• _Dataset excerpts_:
****************
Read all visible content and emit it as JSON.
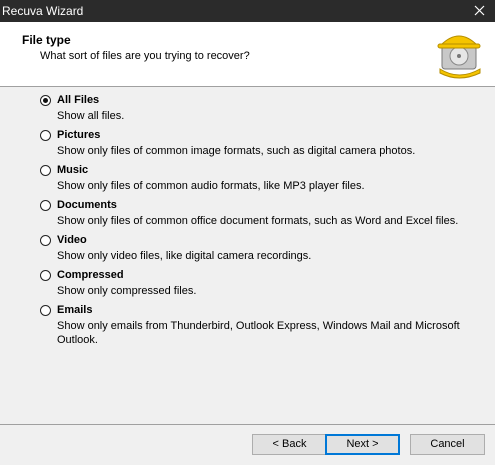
{
  "window": {
    "title": "Recuva Wizard",
    "close_icon": "close-icon"
  },
  "header": {
    "title": "File type",
    "subtitle": "What sort of files are you trying to recover?",
    "logo_icon": "recuva-hardhat-drive-icon"
  },
  "options": [
    {
      "label": "All Files",
      "description": "Show all files.",
      "checked": true
    },
    {
      "label": "Pictures",
      "description": "Show only files of common image formats, such as digital camera photos.",
      "checked": false
    },
    {
      "label": "Music",
      "description": "Show only files of common audio formats, like MP3 player files.",
      "checked": false
    },
    {
      "label": "Documents",
      "description": "Show only files of common office document formats, such as Word and Excel files.",
      "checked": false
    },
    {
      "label": "Video",
      "description": "Show only video files, like digital camera recordings.",
      "checked": false
    },
    {
      "label": "Compressed",
      "description": "Show only compressed files.",
      "checked": false
    },
    {
      "label": "Emails",
      "description": "Show only emails from Thunderbird, Outlook Express, Windows Mail and Microsoft Outlook.",
      "checked": false
    }
  ],
  "buttons": {
    "back": "< Back",
    "next": "Next >",
    "cancel": "Cancel"
  },
  "colors": {
    "titlebar": "#2b2b2b",
    "accent": "#0078d7",
    "helmet": "#f5c400"
  }
}
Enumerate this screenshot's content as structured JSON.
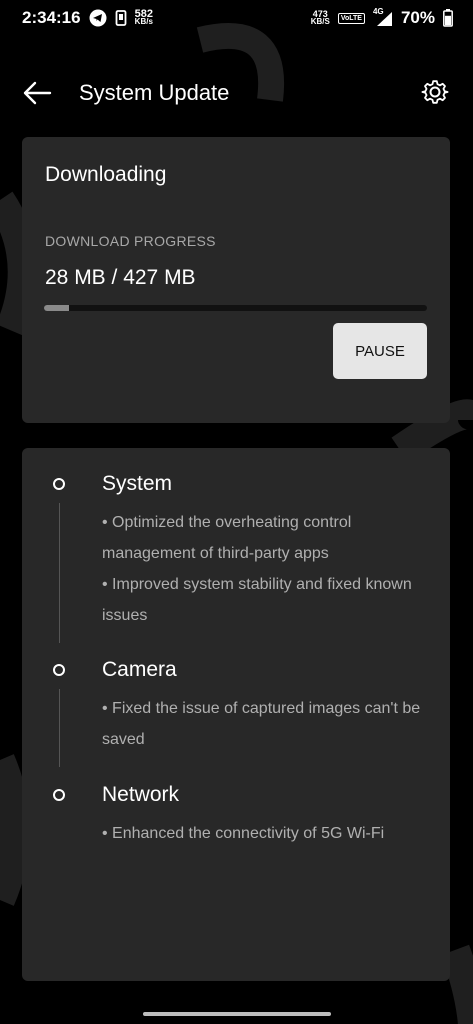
{
  "status_bar": {
    "time": "2:34:16",
    "data_speed_value": "582",
    "data_speed_unit": "KB/s",
    "net_speed_value": "473",
    "net_speed_unit": "KB/S",
    "volte": "VoLTE",
    "network": "4G",
    "battery": "70%",
    "battery_level": 0.7
  },
  "header": {
    "title": "System Update",
    "back_icon": "arrow-left-icon",
    "settings_icon": "gear-icon"
  },
  "download": {
    "status": "Downloading",
    "progress_label": "DOWNLOAD PROGRESS",
    "amount": "28 MB / 427 MB",
    "progress_fraction": 0.0656,
    "pause_label": "PAUSE"
  },
  "changelog": [
    {
      "title": "System",
      "lines": [
        "• Optimized the overheating control management of third-party apps",
        "• Improved system stability and fixed known issues"
      ]
    },
    {
      "title": "Camera",
      "lines": [
        "• Fixed the issue of captured images can't be saved"
      ]
    },
    {
      "title": "Network",
      "lines": [
        "• Enhanced the connectivity of 5G Wi-Fi"
      ]
    }
  ],
  "colors": {
    "background": "#000000",
    "card": "#282828",
    "secondary_text": "#b0b0b0",
    "button": "#e6e6e6"
  }
}
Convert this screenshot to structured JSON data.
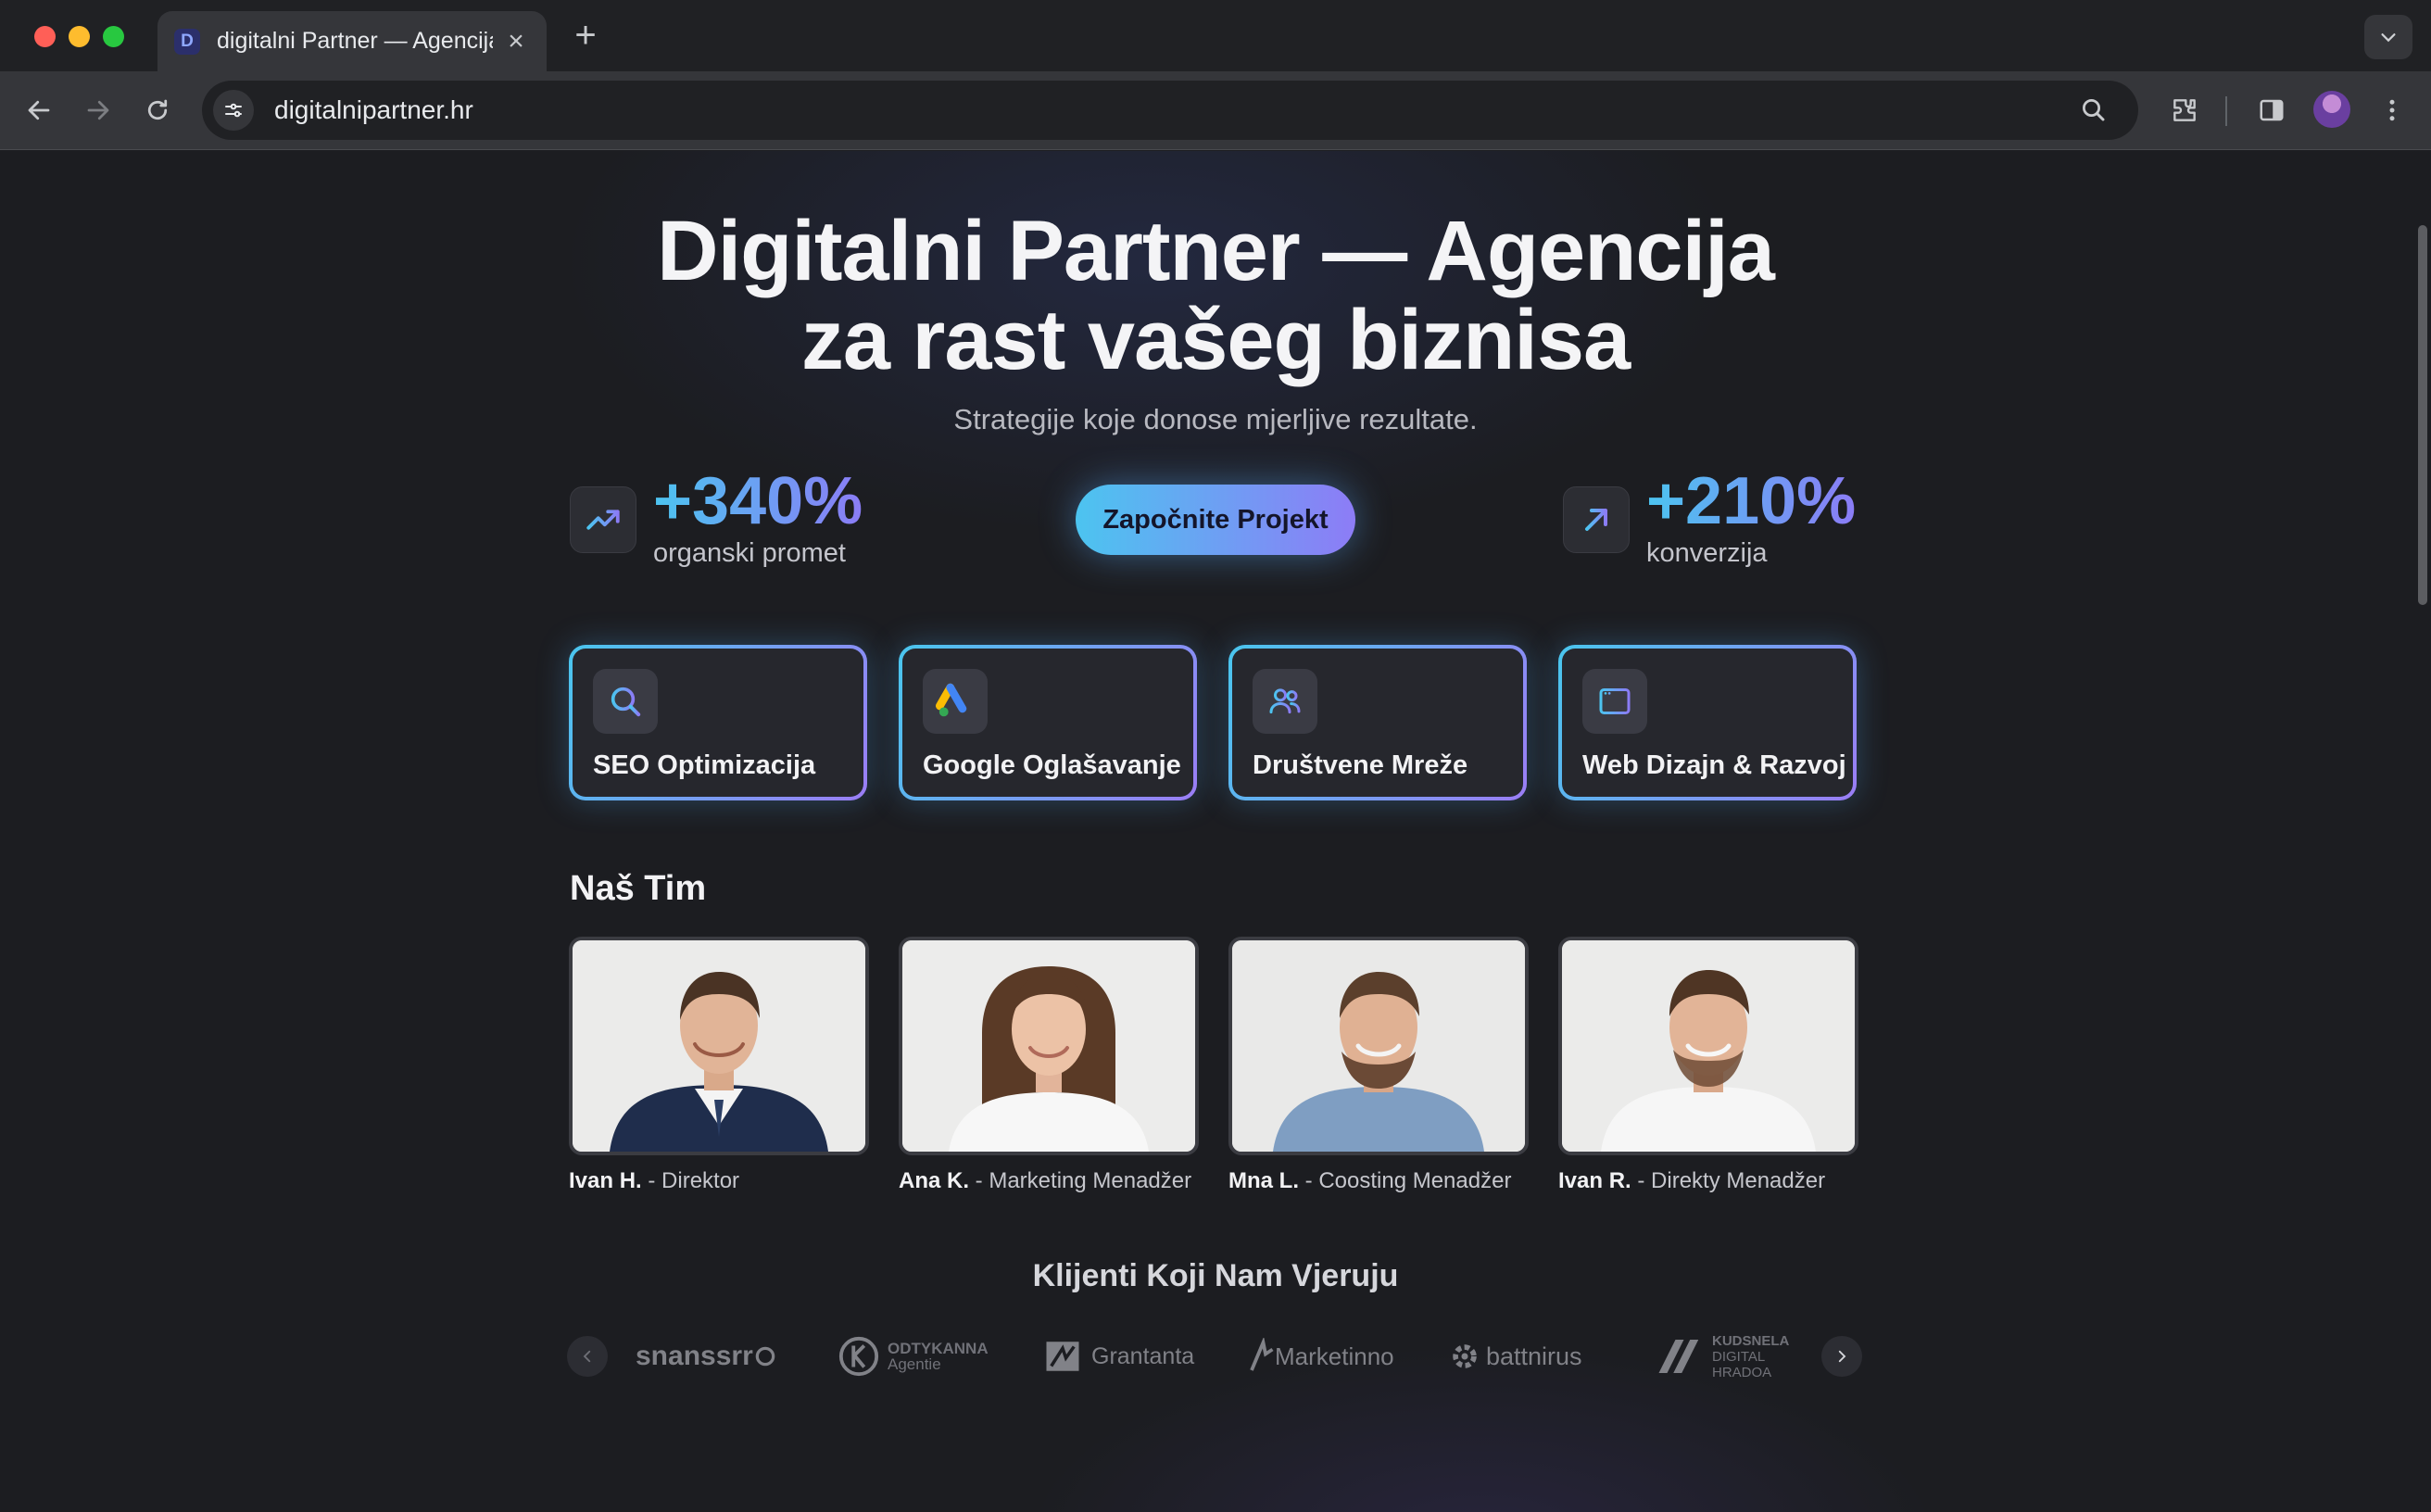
{
  "browser": {
    "tab_title": "digitalni Partner — Agencija",
    "favicon_letter": "D",
    "url": "digitalnipartner.hr"
  },
  "hero": {
    "title_line1": "Digitalni Partner — Agencija",
    "title_line2": "za rast vašeg biznisa",
    "subtitle": "Strategije koje donose mjerljive rezultate.",
    "cta_label": "Započnite Projekt"
  },
  "stats": [
    {
      "value": "+340%",
      "label": "organski promet",
      "icon": "trending-up-icon"
    },
    {
      "value": "+210%",
      "label": "konverzija",
      "icon": "arrow-up-right-icon"
    }
  ],
  "services": [
    {
      "label": "SEO Optimizacija",
      "icon": "search-icon"
    },
    {
      "label": "Google Oglašavanje",
      "icon": "google-ads-icon"
    },
    {
      "label": "Društvene Mreže",
      "icon": "users-icon"
    },
    {
      "label": "Web Dizajn & Razvoj",
      "icon": "browser-window-icon"
    }
  ],
  "team": {
    "heading": "Naš Tim",
    "members": [
      {
        "name": "Ivan H.",
        "role": " - Direktor"
      },
      {
        "name": "Ana K.",
        "role": " - Marketing Menadžer"
      },
      {
        "name": "Mna L.",
        "role": " - Coosting Menadžer"
      },
      {
        "name": "Ivan R.",
        "role": " - Direkty Menadžer"
      }
    ]
  },
  "clients": {
    "heading": "Klijenti Koji Nam Vjeruju",
    "logos": [
      {
        "name": "snanssrr",
        "sub": ""
      },
      {
        "name": "ODTYKANNA",
        "sub": "Agentie"
      },
      {
        "name": "Grantanta",
        "sub": ""
      },
      {
        "name": "Marketinno",
        "sub": ""
      },
      {
        "name": "battnirus",
        "sub": ""
      },
      {
        "name": "KUDSNELA",
        "sub": "DIGITAL HRADOA"
      }
    ]
  },
  "colors": {
    "accent_cyan": "#4cc4f0",
    "accent_violet": "#8b7cf6",
    "page_bg": "#1c1d21"
  }
}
****************
Repeat the full listing above exactly, with no pictures in the copy.

Read all visible content and emit it as JSON.
{
  "window": {
    "title": "Recuva Wizard",
    "close_icon": "close-icon"
  },
  "header": {
    "title": "File type",
    "subtitle": "What sort of files are you trying to recover?",
    "logo_icon": "recuva-hardhat-drive-icon"
  },
  "options": [
    {
      "label": "All Files",
      "description": "Show all files.",
      "checked": true
    },
    {
      "label": "Pictures",
      "description": "Show only files of common image formats, such as digital camera photos.",
      "checked": false
    },
    {
      "label": "Music",
      "description": "Show only files of common audio formats, like MP3 player files.",
      "checked": false
    },
    {
      "label": "Documents",
      "description": "Show only files of common office document formats, such as Word and Excel files.",
      "checked": false
    },
    {
      "label": "Video",
      "description": "Show only video files, like digital camera recordings.",
      "checked": false
    },
    {
      "label": "Compressed",
      "description": "Show only compressed files.",
      "checked": false
    },
    {
      "label": "Emails",
      "description": "Show only emails from Thunderbird, Outlook Express, Windows Mail and Microsoft Outlook.",
      "checked": false
    }
  ],
  "buttons": {
    "back": "< Back",
    "next": "Next >",
    "cancel": "Cancel"
  },
  "colors": {
    "titlebar": "#2b2b2b",
    "accent": "#0078d7",
    "helmet": "#f5c400"
  }
}
Enumerate this screenshot's content as structured JSON.
{
  "status_bar": {
    "time": "2:34:16",
    "data_speed_value": "582",
    "data_speed_unit": "KB/s",
    "net_speed_value": "473",
    "net_speed_unit": "KB/S",
    "volte": "VoLTE",
    "network": "4G",
    "battery": "70%",
    "battery_level": 0.7
  },
  "header": {
    "title": "System Update",
    "back_icon": "arrow-left-icon",
    "settings_icon": "gear-icon"
  },
  "download": {
    "status": "Downloading",
    "progress_label": "DOWNLOAD PROGRESS",
    "amount": "28 MB / 427 MB",
    "progress_fraction": 0.0656,
    "pause_label": "PAUSE"
  },
  "changelog": [
    {
      "title": "System",
      "lines": [
        "• Optimized the overheating control management of third-party apps",
        "• Improved system stability and fixed known issues"
      ]
    },
    {
      "title": "Camera",
      "lines": [
        "• Fixed the issue of captured images can't be saved"
      ]
    },
    {
      "title": "Network",
      "lines": [
        "• Enhanced the connectivity of 5G Wi-Fi"
      ]
    }
  ],
  "colors": {
    "background": "#000000",
    "card": "#282828",
    "secondary_text": "#b0b0b0",
    "button": "#e6e6e6"
  }
}
Convert this screenshot to structured JSON data.
{
  "browser": {
    "tab_title": "digitalni Partner — Agencija",
    "favicon_letter": "D",
    "url": "digitalnipartner.hr"
  },
  "hero": {
    "title_line1": "Digitalni Partner — Agencija",
    "title_line2": "za rast vašeg biznisa",
    "subtitle": "Strategije koje donose mjerljive rezultate.",
    "cta_label": "Započnite Projekt"
  },
  "stats": [
    {
      "value": "+340%",
      "label": "organski promet",
      "icon": "trending-up-icon"
    },
    {
      "value": "+210%",
      "label": "konverzija",
      "icon": "arrow-up-right-icon"
    }
  ],
  "services": [
    {
      "label": "SEO Optimizacija",
      "icon": "search-icon"
    },
    {
      "label": "Google Oglašavanje",
      "icon": "google-ads-icon"
    },
    {
      "label": "Društvene Mreže",
      "icon": "users-icon"
    },
    {
      "label": "Web Dizajn & Razvoj",
      "icon": "browser-window-icon"
    }
  ],
  "team": {
    "heading": "Naš Tim",
    "members": [
      {
        "name": "Ivan H.",
        "role": " - Direktor"
      },
      {
        "name": "Ana K.",
        "role": " - Marketing Menadžer"
      },
      {
        "name": "Mna L.",
        "role": " - Coosting Menadžer"
      },
      {
        "name": "Ivan R.",
        "role": " - Direkty Menadžer"
      }
    ]
  },
  "clients": {
    "heading": "Klijenti Koji Nam Vjeruju",
    "logos": [
      {
        "name": "snanssrr",
        "sub": ""
      },
      {
        "name": "ODTYKANNA",
        "sub": "Agentie"
      },
      {
        "name": "Grantanta",
        "sub": ""
      },
      {
        "name": "Marketinno",
        "sub": ""
      },
      {
        "name": "battnirus",
        "sub": ""
      },
      {
        "name": "KUDSNELA",
        "sub": "DIGITAL HRADOA"
      }
    ]
  },
  "colors": {
    "accent_cyan": "#4cc4f0",
    "accent_violet": "#8b7cf6",
    "page_bg": "#1c1d21"
  }
}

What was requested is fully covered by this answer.